● Aim of the task: Tally the lines containing the word "panel", and report the tally alone.

** BEGIN Records for this exercise **

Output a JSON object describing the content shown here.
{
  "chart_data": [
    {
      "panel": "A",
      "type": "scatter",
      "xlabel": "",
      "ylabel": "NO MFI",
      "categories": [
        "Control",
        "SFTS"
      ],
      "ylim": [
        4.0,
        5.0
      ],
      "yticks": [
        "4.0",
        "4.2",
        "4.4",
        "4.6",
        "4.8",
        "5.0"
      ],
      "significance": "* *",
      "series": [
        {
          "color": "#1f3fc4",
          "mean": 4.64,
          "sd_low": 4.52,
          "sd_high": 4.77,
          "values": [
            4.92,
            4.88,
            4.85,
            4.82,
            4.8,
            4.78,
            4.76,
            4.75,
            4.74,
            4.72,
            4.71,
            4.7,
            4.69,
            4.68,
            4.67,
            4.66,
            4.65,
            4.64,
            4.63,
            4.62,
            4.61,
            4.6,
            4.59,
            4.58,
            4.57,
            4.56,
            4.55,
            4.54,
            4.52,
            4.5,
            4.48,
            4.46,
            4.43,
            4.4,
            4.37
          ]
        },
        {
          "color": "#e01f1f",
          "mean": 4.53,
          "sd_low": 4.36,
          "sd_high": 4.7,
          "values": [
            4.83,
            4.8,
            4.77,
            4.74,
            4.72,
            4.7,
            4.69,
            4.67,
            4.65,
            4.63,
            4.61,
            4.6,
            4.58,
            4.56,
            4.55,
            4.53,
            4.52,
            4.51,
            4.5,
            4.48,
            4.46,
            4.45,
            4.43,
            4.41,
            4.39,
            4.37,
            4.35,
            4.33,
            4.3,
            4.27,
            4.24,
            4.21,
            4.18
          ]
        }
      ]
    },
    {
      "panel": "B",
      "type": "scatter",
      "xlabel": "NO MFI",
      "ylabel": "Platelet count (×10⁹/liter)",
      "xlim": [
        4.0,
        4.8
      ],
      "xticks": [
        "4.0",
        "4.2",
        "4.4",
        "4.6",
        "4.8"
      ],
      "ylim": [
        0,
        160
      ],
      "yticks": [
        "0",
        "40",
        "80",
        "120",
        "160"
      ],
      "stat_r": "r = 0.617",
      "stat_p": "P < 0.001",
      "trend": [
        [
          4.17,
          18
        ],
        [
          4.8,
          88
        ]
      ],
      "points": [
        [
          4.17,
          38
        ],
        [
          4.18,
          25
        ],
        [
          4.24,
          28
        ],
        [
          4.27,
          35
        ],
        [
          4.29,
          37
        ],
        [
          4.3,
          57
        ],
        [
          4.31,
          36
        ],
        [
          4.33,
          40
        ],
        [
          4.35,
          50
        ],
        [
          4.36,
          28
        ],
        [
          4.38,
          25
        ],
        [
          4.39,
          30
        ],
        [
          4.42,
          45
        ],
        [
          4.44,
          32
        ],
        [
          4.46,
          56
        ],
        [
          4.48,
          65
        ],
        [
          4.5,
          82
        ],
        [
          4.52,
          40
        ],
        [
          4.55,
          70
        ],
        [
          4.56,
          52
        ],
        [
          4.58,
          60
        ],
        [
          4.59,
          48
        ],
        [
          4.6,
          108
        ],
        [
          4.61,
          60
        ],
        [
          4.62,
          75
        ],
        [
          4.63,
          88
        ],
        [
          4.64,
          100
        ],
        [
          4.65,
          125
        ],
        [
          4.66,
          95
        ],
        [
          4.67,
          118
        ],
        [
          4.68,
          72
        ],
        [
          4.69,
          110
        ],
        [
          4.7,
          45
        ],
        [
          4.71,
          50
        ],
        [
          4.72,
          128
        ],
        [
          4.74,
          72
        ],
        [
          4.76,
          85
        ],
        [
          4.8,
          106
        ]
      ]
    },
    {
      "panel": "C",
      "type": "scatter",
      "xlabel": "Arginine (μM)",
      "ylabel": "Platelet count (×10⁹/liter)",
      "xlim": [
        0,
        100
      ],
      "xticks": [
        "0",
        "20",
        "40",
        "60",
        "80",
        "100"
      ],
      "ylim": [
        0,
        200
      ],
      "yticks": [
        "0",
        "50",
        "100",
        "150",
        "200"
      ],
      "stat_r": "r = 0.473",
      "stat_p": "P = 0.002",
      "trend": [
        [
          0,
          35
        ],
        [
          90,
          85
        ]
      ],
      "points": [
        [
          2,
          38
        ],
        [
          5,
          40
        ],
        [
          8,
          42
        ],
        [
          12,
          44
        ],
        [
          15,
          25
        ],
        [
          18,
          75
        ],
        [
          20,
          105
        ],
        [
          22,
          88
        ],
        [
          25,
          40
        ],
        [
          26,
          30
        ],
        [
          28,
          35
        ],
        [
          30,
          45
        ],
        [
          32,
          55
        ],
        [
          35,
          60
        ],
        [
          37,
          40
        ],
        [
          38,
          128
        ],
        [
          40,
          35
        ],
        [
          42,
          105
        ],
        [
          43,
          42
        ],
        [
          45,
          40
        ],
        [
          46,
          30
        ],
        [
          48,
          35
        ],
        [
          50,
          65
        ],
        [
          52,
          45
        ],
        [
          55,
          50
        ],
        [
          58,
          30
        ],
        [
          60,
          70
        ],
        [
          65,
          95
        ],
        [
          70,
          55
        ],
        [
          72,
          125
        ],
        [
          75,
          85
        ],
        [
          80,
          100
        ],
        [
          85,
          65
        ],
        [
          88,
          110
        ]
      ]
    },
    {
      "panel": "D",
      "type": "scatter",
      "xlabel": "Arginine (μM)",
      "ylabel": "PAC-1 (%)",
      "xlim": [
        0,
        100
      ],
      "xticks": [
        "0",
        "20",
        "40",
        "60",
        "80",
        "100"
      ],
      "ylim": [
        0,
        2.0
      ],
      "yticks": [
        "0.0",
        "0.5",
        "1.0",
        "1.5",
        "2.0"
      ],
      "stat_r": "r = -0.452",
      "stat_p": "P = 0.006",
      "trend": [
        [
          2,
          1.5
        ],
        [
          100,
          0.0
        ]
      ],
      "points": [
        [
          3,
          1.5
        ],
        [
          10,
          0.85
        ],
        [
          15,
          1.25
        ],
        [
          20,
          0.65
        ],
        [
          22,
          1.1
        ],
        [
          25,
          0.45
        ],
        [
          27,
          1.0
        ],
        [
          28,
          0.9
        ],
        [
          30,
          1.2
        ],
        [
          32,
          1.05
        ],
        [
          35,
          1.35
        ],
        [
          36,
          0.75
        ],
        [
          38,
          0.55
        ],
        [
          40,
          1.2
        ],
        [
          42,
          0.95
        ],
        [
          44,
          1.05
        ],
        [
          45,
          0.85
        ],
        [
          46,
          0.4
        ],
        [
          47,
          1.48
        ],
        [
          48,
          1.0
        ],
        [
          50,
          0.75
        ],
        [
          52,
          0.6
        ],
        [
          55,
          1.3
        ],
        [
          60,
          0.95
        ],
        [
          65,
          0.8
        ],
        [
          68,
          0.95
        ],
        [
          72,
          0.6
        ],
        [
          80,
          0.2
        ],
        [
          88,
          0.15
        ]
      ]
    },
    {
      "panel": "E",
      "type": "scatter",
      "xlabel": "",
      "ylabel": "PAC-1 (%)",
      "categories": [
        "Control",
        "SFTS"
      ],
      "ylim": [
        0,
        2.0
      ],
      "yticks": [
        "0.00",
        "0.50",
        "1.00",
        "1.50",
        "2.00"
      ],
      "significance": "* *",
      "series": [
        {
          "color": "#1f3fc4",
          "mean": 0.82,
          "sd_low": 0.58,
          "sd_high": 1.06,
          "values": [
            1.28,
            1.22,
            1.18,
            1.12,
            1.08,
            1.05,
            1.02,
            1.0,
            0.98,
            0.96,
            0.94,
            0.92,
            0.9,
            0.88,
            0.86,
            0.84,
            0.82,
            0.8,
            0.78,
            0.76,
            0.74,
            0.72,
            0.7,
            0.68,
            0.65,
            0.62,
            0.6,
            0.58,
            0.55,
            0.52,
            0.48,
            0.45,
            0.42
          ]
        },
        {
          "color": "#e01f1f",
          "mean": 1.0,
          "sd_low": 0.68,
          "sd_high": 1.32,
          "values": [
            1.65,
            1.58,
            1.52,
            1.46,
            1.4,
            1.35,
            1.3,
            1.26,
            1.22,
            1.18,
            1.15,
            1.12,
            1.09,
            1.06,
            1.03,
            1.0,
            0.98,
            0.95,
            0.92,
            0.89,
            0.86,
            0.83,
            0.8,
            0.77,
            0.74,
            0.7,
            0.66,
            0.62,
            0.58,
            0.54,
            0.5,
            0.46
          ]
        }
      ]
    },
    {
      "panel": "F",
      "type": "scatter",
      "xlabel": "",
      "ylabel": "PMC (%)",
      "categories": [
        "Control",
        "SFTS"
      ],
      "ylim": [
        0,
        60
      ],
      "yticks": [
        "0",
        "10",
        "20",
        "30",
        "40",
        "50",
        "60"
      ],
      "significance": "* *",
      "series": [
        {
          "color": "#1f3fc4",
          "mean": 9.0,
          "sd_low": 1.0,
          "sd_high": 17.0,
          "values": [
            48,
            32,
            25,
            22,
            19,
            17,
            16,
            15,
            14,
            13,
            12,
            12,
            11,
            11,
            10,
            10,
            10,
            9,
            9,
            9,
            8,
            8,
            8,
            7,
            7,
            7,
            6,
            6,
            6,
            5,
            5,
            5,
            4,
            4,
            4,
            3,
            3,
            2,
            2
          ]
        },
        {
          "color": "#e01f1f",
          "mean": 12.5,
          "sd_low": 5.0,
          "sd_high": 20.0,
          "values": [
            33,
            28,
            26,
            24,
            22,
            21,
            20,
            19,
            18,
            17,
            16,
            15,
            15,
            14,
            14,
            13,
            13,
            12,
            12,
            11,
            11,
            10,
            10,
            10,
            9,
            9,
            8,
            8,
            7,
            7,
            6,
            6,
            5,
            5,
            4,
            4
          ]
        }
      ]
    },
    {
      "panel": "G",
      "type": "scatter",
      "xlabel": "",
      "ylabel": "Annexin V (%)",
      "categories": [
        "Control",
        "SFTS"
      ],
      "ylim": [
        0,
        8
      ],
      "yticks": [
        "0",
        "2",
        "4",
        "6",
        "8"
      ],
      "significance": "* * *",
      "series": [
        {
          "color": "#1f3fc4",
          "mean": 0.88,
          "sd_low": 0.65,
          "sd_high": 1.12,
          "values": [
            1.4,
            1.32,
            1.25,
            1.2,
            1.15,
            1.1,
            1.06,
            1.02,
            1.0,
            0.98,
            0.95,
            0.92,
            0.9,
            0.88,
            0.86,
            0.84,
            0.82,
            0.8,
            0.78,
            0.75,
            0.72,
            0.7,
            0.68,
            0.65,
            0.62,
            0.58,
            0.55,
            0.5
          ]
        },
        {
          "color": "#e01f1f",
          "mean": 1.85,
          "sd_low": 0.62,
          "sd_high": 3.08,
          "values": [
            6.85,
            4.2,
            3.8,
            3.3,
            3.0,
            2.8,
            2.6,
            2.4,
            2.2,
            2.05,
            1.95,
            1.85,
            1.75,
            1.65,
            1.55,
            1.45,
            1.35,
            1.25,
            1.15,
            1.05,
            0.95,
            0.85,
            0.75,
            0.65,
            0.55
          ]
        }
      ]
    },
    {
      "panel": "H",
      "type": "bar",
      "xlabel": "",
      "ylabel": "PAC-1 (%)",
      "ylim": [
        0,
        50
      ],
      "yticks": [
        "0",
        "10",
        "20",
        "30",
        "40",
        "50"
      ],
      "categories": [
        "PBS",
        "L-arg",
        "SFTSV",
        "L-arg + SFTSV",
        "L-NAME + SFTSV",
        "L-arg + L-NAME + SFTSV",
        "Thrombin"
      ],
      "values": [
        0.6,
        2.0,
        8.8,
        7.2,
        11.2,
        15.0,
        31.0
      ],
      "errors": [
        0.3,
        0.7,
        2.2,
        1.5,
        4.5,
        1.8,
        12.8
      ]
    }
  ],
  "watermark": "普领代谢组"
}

** END Records for this exercise **

● Result for this exercise: 8